[Problem details]
The records below are to be repeated in full, exactly as they are.

(Items listed in a dataset)
+++++
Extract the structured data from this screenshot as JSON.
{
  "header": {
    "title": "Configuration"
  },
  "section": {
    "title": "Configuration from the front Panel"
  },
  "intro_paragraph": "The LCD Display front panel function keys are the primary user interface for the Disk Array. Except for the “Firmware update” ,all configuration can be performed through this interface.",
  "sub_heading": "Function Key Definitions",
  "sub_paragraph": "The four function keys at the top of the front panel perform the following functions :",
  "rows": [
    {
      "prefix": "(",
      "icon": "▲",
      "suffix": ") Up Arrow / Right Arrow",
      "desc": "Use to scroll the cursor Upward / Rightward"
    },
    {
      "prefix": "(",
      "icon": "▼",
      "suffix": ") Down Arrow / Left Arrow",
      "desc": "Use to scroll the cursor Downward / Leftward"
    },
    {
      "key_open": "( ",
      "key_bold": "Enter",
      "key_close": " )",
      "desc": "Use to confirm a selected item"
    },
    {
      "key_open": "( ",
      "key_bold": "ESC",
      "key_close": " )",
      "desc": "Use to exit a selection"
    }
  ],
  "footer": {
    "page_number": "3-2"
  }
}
+++++
[Solution for this task]
Extract the structured data from this screenshot as JSON.
{
  "header": {
    "title": "Configuration"
  },
  "section": {
    "title": "Configuration from the front Panel"
  },
  "intro_paragraph": "The LCD Display front panel function keys are the primary user interface for the Disk Array. Except for the “Firmware update” ,all configuration can be performed through this interface.",
  "sub_heading": "Function Key Definitions",
  "sub_paragraph": "The four function keys at the top of the front panel perform the following functions :",
  "rows": [
    {
      "prefix": "(",
      "icon": "▲",
      "suffix": ") Up Arrow / Right Arrow",
      "desc": "Use to scroll the cursor Upward / Rightward"
    },
    {
      "prefix": "(",
      "icon": "▼",
      "suffix": ") Down Arrow / Left Arrow",
      "desc": "Use to scroll the cursor Downward / Leftward"
    },
    {
      "key_open": "( ",
      "key_bold": "Enter",
      "key_close": " )",
      "desc": "Use to confirm a selected item"
    },
    {
      "key_open": "( ",
      "key_bold": "ESC",
      "key_close": " )",
      "desc": "Use to exit a selection"
    }
  ],
  "footer": {
    "page_number": "3-2"
  }
}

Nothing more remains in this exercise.